GIVEN TEXT:
....................
It is generally believed that poverty in rural Ethiopia has fallen significantly since the early 1990s, thanks to improved governance and economic liberalisation policies. This paper presents several arguments that challenge this view. The first questions the methodological foundations of the panel survey data from which these positive trends are derived: we argue that the original sampling frame was so small and nrepresentative that there is no basis for extrapolating national poverty rates and trends from the six case study villages. The second argument questions the conceptual approach preferred by these studies: poverty estimates based on levels of current consumption are heavily determined in Ethiopia by seasonality, annual rainfall and food aid receipts. The third strand considers alternative sources of data on changes in well-being in Ethiopia: recent qualitative studies report that the poor perceive themselves as poorer and more vulnerable than 'official' poverty headcount figures suggest.
....................
Dataset entries
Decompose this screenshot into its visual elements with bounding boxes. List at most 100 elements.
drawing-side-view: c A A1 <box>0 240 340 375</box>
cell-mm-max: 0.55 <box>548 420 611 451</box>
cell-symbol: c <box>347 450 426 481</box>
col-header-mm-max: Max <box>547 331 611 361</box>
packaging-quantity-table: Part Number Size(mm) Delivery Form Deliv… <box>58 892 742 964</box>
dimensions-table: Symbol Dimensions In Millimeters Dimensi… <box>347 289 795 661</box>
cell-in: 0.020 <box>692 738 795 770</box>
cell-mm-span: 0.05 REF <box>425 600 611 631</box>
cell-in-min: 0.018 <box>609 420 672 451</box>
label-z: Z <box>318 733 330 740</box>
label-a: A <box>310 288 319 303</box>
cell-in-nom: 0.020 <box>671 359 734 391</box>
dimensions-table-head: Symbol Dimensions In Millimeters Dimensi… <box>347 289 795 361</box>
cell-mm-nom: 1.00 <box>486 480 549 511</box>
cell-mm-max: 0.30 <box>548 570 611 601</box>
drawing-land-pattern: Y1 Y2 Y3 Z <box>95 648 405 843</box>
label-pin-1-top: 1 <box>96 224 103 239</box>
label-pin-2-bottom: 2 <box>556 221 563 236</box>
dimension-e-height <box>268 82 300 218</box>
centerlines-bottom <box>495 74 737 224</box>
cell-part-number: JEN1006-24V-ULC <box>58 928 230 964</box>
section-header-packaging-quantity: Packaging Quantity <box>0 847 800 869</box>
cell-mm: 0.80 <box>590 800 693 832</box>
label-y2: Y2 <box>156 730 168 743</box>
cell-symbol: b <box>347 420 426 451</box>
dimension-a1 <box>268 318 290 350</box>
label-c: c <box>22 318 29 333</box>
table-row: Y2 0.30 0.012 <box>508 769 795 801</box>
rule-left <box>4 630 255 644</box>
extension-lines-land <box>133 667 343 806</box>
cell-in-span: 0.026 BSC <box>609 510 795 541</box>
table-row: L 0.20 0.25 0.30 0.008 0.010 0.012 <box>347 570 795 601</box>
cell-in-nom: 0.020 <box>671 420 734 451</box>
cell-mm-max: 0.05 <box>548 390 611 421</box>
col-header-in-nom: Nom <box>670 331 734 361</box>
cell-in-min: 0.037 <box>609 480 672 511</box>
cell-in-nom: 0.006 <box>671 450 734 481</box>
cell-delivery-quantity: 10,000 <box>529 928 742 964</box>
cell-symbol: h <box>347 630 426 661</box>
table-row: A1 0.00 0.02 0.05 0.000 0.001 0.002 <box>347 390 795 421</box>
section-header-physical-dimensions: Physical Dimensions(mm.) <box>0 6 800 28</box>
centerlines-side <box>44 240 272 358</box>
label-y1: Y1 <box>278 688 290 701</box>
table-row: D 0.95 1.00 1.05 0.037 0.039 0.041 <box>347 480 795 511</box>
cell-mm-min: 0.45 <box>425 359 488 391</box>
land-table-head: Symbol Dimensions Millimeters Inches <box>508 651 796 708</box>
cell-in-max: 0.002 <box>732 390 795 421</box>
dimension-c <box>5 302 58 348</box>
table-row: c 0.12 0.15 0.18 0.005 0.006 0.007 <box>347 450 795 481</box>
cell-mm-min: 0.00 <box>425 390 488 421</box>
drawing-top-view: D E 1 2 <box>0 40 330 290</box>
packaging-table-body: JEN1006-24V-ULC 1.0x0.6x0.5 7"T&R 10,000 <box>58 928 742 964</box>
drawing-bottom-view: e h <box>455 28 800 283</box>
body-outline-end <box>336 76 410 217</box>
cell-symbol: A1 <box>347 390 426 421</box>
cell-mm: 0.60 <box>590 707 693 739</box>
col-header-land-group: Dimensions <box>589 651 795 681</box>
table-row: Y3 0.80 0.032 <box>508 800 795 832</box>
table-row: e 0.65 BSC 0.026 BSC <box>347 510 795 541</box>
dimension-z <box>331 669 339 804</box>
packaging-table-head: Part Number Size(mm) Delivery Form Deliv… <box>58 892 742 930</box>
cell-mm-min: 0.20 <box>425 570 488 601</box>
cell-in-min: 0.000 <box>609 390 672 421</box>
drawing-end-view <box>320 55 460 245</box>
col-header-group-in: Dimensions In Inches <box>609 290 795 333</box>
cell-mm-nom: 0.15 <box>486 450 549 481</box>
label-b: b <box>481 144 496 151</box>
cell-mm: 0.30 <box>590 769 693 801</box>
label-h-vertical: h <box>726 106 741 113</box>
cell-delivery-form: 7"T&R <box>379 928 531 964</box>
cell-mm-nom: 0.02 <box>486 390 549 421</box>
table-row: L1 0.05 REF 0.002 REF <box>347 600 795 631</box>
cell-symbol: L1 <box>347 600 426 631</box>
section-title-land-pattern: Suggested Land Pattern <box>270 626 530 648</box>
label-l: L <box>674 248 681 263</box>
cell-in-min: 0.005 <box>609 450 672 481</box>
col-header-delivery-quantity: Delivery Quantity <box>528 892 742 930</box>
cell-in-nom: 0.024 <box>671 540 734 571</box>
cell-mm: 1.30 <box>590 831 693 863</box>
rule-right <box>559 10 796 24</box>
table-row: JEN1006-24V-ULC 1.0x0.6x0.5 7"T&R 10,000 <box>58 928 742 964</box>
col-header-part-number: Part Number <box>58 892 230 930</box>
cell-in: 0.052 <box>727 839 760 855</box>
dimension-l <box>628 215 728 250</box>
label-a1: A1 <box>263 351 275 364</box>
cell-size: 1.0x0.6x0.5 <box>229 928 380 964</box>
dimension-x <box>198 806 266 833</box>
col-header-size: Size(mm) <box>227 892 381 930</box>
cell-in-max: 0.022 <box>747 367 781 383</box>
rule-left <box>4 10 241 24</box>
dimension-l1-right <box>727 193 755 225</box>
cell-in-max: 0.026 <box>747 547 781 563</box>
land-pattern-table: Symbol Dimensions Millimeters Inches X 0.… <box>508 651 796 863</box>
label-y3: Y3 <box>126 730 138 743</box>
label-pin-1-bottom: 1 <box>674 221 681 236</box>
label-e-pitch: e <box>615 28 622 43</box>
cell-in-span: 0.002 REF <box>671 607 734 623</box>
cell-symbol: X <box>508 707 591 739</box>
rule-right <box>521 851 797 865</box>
....................
TASKS TO CARRY OUT:
1. Answer these questions about the text on rural poverty in Ethiopia, one line each:
(a) Since when is poverty in rural Ethiopia generally believed to have fallen?
(b) How many case study villages did the panel survey data come from?
(c) What do recent qualitative studies report about how the poor perceive themselves?
2. Carry on the text on rural poverty in Ethiopia from its last sentence.

RESPONSES IN ORDER:
1.
(a) Since the early 1990s.
(b) Six.
(c) They perceive themselves as poorer and more vulnerable than "official" poverty headcount figures suggest.

2.
Finally, we report findings from our own survey in the chronically poor and historically famineprone region formerly known as Wollo. Firstly, a significant proportion of households in the study area are destitute - destitution being defined as inability to meet basic needs, lack of key productive assets, and dependence on transfers. Secondly, the numbers of destitute people, and of people vulnerable to becoming destitute, have increased over the past ten years. Thirdly, the crisis of livelihoods underlying this trend is affecting entire communities - the dominant pattern is an aggregate downward shift, rather than stratification - and the decline of wealthier households is exacerbating the vulnerability of the poorest. These findings cast serious doubts on generalisations about poverty trends in Ethiopia. At the very least, national-level data need to be disaggregated: improving national trends may conceal pockets of entrenched poverty and a deepening livelihoods crisis in parts of rural Ethiopia.
Is poverty really falling in rural Ethiopia? [Draft], presented at Staying Poor: Chronic Poverty and Development Policy, Institute for Development Policy and Management, University of Manchester, 7-9 April 2003. Chronic Poverty Research Centre (CPRC), Manchester, UK, 30 pp.